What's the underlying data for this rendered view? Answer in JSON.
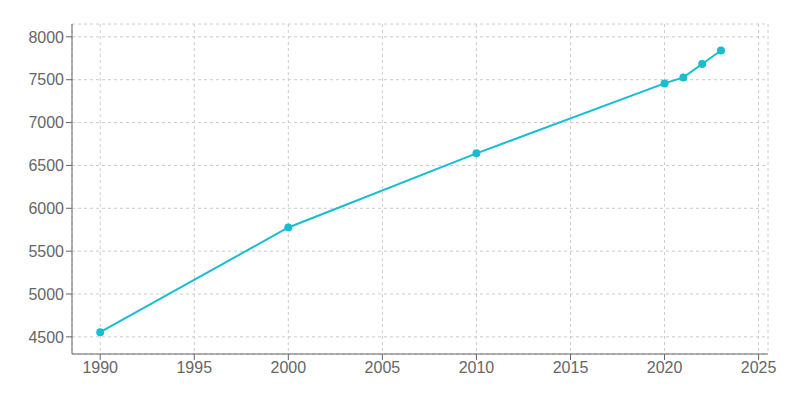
{
  "chart_data": {
    "type": "line",
    "x": [
      1990,
      2000,
      2010,
      2020,
      2021,
      2022,
      2023
    ],
    "series": [
      {
        "values": [
          4555,
          5776,
          6641,
          7457,
          7527,
          7683,
          7841
        ],
        "color": "#17BECF",
        "marker": "circle"
      }
    ],
    "xlim": [
      1988.5,
      2025.5
    ],
    "ylim": [
      4300,
      8150
    ],
    "xticks": [
      1990,
      1995,
      2000,
      2005,
      2010,
      2015,
      2020,
      2025
    ],
    "yticks": [
      4500,
      5000,
      5500,
      6000,
      6500,
      7000,
      7500,
      8000
    ],
    "grid": true
  }
}
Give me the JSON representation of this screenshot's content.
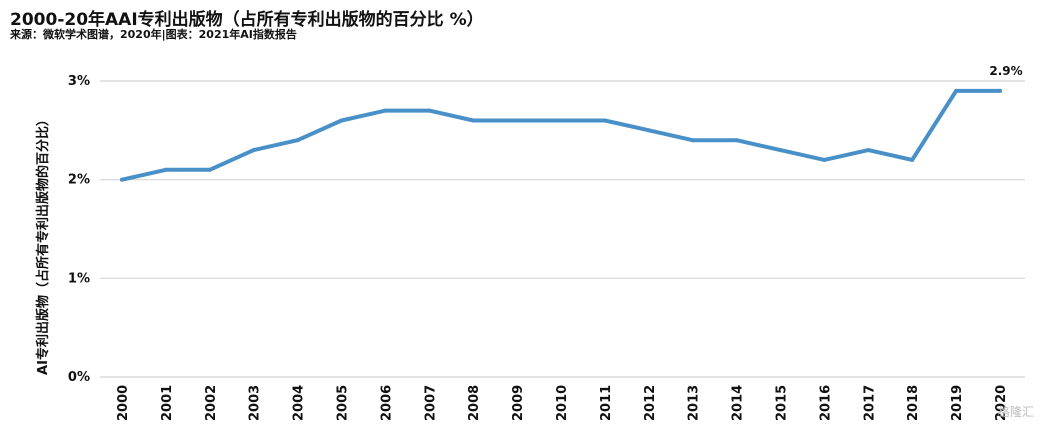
{
  "title": "2000-20年AAI专利出版物（占所有专利出版物的百分比 %）",
  "subtitle": "来源：微软学术图谱，2020年|图表：2021年AI指数报告",
  "watermark": "格隆汇",
  "colors": {
    "line": "#4a90c8",
    "grid": "#d4d4d4",
    "text": "#111111"
  },
  "chart_data": {
    "type": "line",
    "title": "2000-20年AAI专利出版物（占所有专利出版物的百分比 %）",
    "xlabel": "",
    "ylabel": "AI专利出版物（占所有专利出版物的百分比）",
    "ylim": [
      0,
      3
    ],
    "y_ticks": [
      {
        "value": 0,
        "label": "0%"
      },
      {
        "value": 1,
        "label": "1%"
      },
      {
        "value": 2,
        "label": "2%"
      },
      {
        "value": 3,
        "label": "3%"
      }
    ],
    "x": [
      "2000",
      "2001",
      "2002",
      "2003",
      "2004",
      "2005",
      "2006",
      "2007",
      "2008",
      "2009",
      "2010",
      "2011",
      "2012",
      "2013",
      "2014",
      "2015",
      "2016",
      "2017",
      "2018",
      "2019",
      "2020"
    ],
    "values": [
      2.0,
      2.1,
      2.1,
      2.3,
      2.4,
      2.6,
      2.7,
      2.7,
      2.6,
      2.6,
      2.6,
      2.6,
      2.5,
      2.4,
      2.4,
      2.3,
      2.2,
      2.3,
      2.2,
      2.9,
      2.9
    ],
    "data_labels": [
      {
        "index": 20,
        "label": "2.9%"
      }
    ],
    "grid": true,
    "legend": "none"
  }
}
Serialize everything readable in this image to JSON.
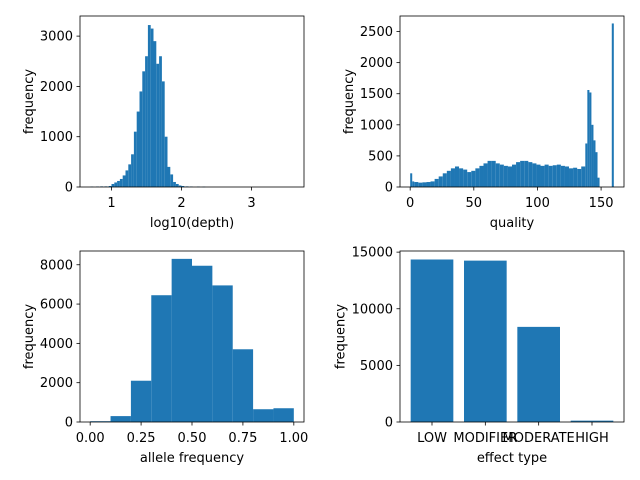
{
  "chart_data": [
    {
      "type": "bar",
      "id": "depth",
      "xlabel": "log10(depth)",
      "ylabel": "frequency",
      "xlim": [
        0.55,
        3.75
      ],
      "ylim": [
        0,
        3400
      ],
      "xticks": [
        1,
        2,
        3
      ],
      "yticks": [
        0,
        1000,
        2000,
        3000
      ],
      "bins": [
        {
          "x0": 0.7,
          "x1": 0.74,
          "y": 8
        },
        {
          "x0": 0.78,
          "x1": 0.82,
          "y": 10
        },
        {
          "x0": 0.84,
          "x1": 0.88,
          "y": 12
        },
        {
          "x0": 0.9,
          "x1": 0.94,
          "y": 12
        },
        {
          "x0": 0.96,
          "x1": 1.0,
          "y": 20
        },
        {
          "x0": 1.0,
          "x1": 1.04,
          "y": 60
        },
        {
          "x0": 1.04,
          "x1": 1.08,
          "y": 90
        },
        {
          "x0": 1.08,
          "x1": 1.12,
          "y": 120
        },
        {
          "x0": 1.12,
          "x1": 1.16,
          "y": 160
        },
        {
          "x0": 1.16,
          "x1": 1.2,
          "y": 230
        },
        {
          "x0": 1.2,
          "x1": 1.24,
          "y": 330
        },
        {
          "x0": 1.24,
          "x1": 1.28,
          "y": 450
        },
        {
          "x0": 1.28,
          "x1": 1.32,
          "y": 650
        },
        {
          "x0": 1.32,
          "x1": 1.36,
          "y": 1100
        },
        {
          "x0": 1.36,
          "x1": 1.4,
          "y": 1500
        },
        {
          "x0": 1.4,
          "x1": 1.44,
          "y": 1900
        },
        {
          "x0": 1.44,
          "x1": 1.48,
          "y": 2300
        },
        {
          "x0": 1.48,
          "x1": 1.52,
          "y": 2600
        },
        {
          "x0": 1.52,
          "x1": 1.56,
          "y": 3220
        },
        {
          "x0": 1.56,
          "x1": 1.6,
          "y": 3150
        },
        {
          "x0": 1.6,
          "x1": 1.64,
          "y": 2900
        },
        {
          "x0": 1.64,
          "x1": 1.68,
          "y": 2450
        },
        {
          "x0": 1.68,
          "x1": 1.72,
          "y": 2600
        },
        {
          "x0": 1.72,
          "x1": 1.76,
          "y": 2100
        },
        {
          "x0": 1.76,
          "x1": 1.8,
          "y": 1000
        },
        {
          "x0": 1.8,
          "x1": 1.84,
          "y": 400
        },
        {
          "x0": 1.84,
          "x1": 1.88,
          "y": 250
        },
        {
          "x0": 1.88,
          "x1": 1.92,
          "y": 100
        },
        {
          "x0": 1.92,
          "x1": 1.96,
          "y": 60
        },
        {
          "x0": 1.96,
          "x1": 2.0,
          "y": 30
        },
        {
          "x0": 2.0,
          "x1": 2.04,
          "y": 20
        },
        {
          "x0": 2.06,
          "x1": 2.1,
          "y": 12
        },
        {
          "x0": 2.12,
          "x1": 2.16,
          "y": 10
        },
        {
          "x0": 2.22,
          "x1": 2.26,
          "y": 8
        },
        {
          "x0": 2.3,
          "x1": 2.34,
          "y": 6
        }
      ]
    },
    {
      "type": "bar",
      "id": "quality",
      "xlabel": "quality",
      "ylabel": "frequency",
      "xlim": [
        -8,
        168
      ],
      "ylim": [
        0,
        2750
      ],
      "xticks": [
        0,
        50,
        100,
        150
      ],
      "yticks": [
        0,
        500,
        1000,
        1500,
        2000,
        2500
      ],
      "bins": [
        {
          "x0": 0,
          "x1": 1.6,
          "y": 220
        },
        {
          "x0": 1.6,
          "x1": 3.2,
          "y": 90
        },
        {
          "x0": 3.2,
          "x1": 6.4,
          "y": 80
        },
        {
          "x0": 6.4,
          "x1": 9.6,
          "y": 70
        },
        {
          "x0": 9.6,
          "x1": 12.8,
          "y": 75
        },
        {
          "x0": 12.8,
          "x1": 16.0,
          "y": 80
        },
        {
          "x0": 16.0,
          "x1": 19.2,
          "y": 90
        },
        {
          "x0": 19.2,
          "x1": 22.4,
          "y": 130
        },
        {
          "x0": 22.4,
          "x1": 25.6,
          "y": 170
        },
        {
          "x0": 25.6,
          "x1": 28.8,
          "y": 220
        },
        {
          "x0": 28.8,
          "x1": 32.0,
          "y": 260
        },
        {
          "x0": 32.0,
          "x1": 35.2,
          "y": 300
        },
        {
          "x0": 35.2,
          "x1": 38.4,
          "y": 330
        },
        {
          "x0": 38.4,
          "x1": 41.6,
          "y": 300
        },
        {
          "x0": 41.6,
          "x1": 44.8,
          "y": 280
        },
        {
          "x0": 44.8,
          "x1": 48.0,
          "y": 240
        },
        {
          "x0": 48.0,
          "x1": 51.2,
          "y": 260
        },
        {
          "x0": 51.2,
          "x1": 54.4,
          "y": 300
        },
        {
          "x0": 54.4,
          "x1": 57.6,
          "y": 340
        },
        {
          "x0": 57.6,
          "x1": 60.8,
          "y": 380
        },
        {
          "x0": 60.8,
          "x1": 64.0,
          "y": 420
        },
        {
          "x0": 64.0,
          "x1": 67.2,
          "y": 420
        },
        {
          "x0": 67.2,
          "x1": 70.4,
          "y": 380
        },
        {
          "x0": 70.4,
          "x1": 73.6,
          "y": 360
        },
        {
          "x0": 73.6,
          "x1": 76.8,
          "y": 340
        },
        {
          "x0": 76.8,
          "x1": 80.0,
          "y": 330
        },
        {
          "x0": 80.0,
          "x1": 83.2,
          "y": 360
        },
        {
          "x0": 83.2,
          "x1": 86.4,
          "y": 400
        },
        {
          "x0": 86.4,
          "x1": 89.6,
          "y": 420
        },
        {
          "x0": 89.6,
          "x1": 92.8,
          "y": 420
        },
        {
          "x0": 92.8,
          "x1": 96.0,
          "y": 400
        },
        {
          "x0": 96.0,
          "x1": 99.2,
          "y": 380
        },
        {
          "x0": 99.2,
          "x1": 102.4,
          "y": 360
        },
        {
          "x0": 102.4,
          "x1": 105.6,
          "y": 340
        },
        {
          "x0": 105.6,
          "x1": 108.8,
          "y": 360
        },
        {
          "x0": 108.8,
          "x1": 112.0,
          "y": 340
        },
        {
          "x0": 112.0,
          "x1": 115.2,
          "y": 350
        },
        {
          "x0": 115.2,
          "x1": 118.4,
          "y": 360
        },
        {
          "x0": 118.4,
          "x1": 121.6,
          "y": 340
        },
        {
          "x0": 121.6,
          "x1": 124.8,
          "y": 330
        },
        {
          "x0": 124.8,
          "x1": 128.0,
          "y": 300
        },
        {
          "x0": 128.0,
          "x1": 131.2,
          "y": 310
        },
        {
          "x0": 131.2,
          "x1": 134.4,
          "y": 290
        },
        {
          "x0": 134.4,
          "x1": 137.6,
          "y": 330
        },
        {
          "x0": 137.6,
          "x1": 139.2,
          "y": 700
        },
        {
          "x0": 139.2,
          "x1": 140.8,
          "y": 1560
        },
        {
          "x0": 140.8,
          "x1": 142.4,
          "y": 1520
        },
        {
          "x0": 142.4,
          "x1": 144.0,
          "y": 1000
        },
        {
          "x0": 144.0,
          "x1": 145.6,
          "y": 750
        },
        {
          "x0": 145.6,
          "x1": 147.2,
          "y": 560
        },
        {
          "x0": 147.2,
          "x1": 148.8,
          "y": 150
        },
        {
          "x0": 158.4,
          "x1": 160.0,
          "y": 2630
        }
      ]
    },
    {
      "type": "bar",
      "id": "allele",
      "xlabel": "allele frequency",
      "ylabel": "frequency",
      "xlim": [
        -0.05,
        1.05
      ],
      "ylim": [
        0,
        8700
      ],
      "xticks": [
        0.0,
        0.25,
        0.5,
        0.75,
        1.0
      ],
      "xticklabels": [
        "0.00",
        "0.25",
        "0.50",
        "0.75",
        "1.00"
      ],
      "yticks": [
        0,
        2000,
        4000,
        6000,
        8000
      ],
      "bins": [
        {
          "x0": 0.0,
          "x1": 0.1,
          "y": 40
        },
        {
          "x0": 0.1,
          "x1": 0.2,
          "y": 300
        },
        {
          "x0": 0.2,
          "x1": 0.3,
          "y": 2100
        },
        {
          "x0": 0.3,
          "x1": 0.4,
          "y": 6450
        },
        {
          "x0": 0.4,
          "x1": 0.5,
          "y": 8300
        },
        {
          "x0": 0.5,
          "x1": 0.6,
          "y": 7950
        },
        {
          "x0": 0.6,
          "x1": 0.7,
          "y": 6950
        },
        {
          "x0": 0.7,
          "x1": 0.8,
          "y": 3700
        },
        {
          "x0": 0.8,
          "x1": 0.9,
          "y": 650
        },
        {
          "x0": 0.9,
          "x1": 1.0,
          "y": 700
        }
      ]
    },
    {
      "type": "bar",
      "id": "effect",
      "xlabel": "effect type",
      "ylabel": "frequency",
      "ylim": [
        0,
        15100
      ],
      "yticks": [
        0,
        5000,
        10000,
        15000
      ],
      "categories": [
        "LOW",
        "MODIFIER",
        "MODERATE",
        "HIGH"
      ],
      "values": [
        14350,
        14250,
        8400,
        120
      ]
    }
  ]
}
☆ ☆ ☆ ☆ ☆
THE EXERCISE: From the listing above, collect every line that mentions the word "JSON".

SOLUTION TO THE EXERCISE:
What's the underlying data for this rendered view? Answer in JSON.
Give me the JSON representation of this screenshot's content.
Serialize everything readable in this image to JSON.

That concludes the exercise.